[Start of Data provided]

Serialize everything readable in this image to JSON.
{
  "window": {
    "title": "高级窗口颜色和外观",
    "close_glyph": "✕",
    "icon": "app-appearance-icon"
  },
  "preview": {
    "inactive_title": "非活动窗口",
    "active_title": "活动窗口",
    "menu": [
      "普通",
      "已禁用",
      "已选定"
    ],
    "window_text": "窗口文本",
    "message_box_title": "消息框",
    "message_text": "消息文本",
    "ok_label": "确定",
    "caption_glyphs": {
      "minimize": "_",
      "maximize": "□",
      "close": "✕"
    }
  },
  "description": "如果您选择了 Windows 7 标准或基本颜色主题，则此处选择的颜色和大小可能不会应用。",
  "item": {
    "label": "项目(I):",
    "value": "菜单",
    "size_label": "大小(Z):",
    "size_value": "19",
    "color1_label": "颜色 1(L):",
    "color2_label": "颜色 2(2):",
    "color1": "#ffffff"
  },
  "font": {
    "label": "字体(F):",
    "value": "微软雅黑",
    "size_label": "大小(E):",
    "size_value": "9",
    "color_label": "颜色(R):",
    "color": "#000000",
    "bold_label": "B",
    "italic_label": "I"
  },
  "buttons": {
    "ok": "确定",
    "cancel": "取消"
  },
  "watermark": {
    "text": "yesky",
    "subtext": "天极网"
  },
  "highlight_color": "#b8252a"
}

[End of Data provided]

Return each entry from the material above exactly as it appears.

#### [Correct answer]
Serialize everything readable in this image to JSON.
{
  "window": {
    "title": "高级窗口颜色和外观",
    "close_glyph": "✕",
    "icon": "app-appearance-icon"
  },
  "preview": {
    "inactive_title": "非活动窗口",
    "active_title": "活动窗口",
    "menu": [
      "普通",
      "已禁用",
      "已选定"
    ],
    "window_text": "窗口文本",
    "message_box_title": "消息框",
    "message_text": "消息文本",
    "ok_label": "确定",
    "caption_glyphs": {
      "minimize": "_",
      "maximize": "□",
      "close": "✕"
    }
  },
  "description": "如果您选择了 Windows 7 标准或基本颜色主题，则此处选择的颜色和大小可能不会应用。",
  "item": {
    "label": "项目(I):",
    "value": "菜单",
    "size_label": "大小(Z):",
    "size_value": "19",
    "color1_label": "颜色 1(L):",
    "color2_label": "颜色 2(2):",
    "color1": "#ffffff"
  },
  "font": {
    "label": "字体(F):",
    "value": "微软雅黑",
    "size_label": "大小(E):",
    "size_value": "9",
    "color_label": "颜色(R):",
    "color": "#000000",
    "bold_label": "B",
    "italic_label": "I"
  },
  "buttons": {
    "ok": "确定",
    "cancel": "取消"
  },
  "watermark": {
    "text": "yesky",
    "subtext": "天极网"
  },
  "highlight_color": "#b8252a"
}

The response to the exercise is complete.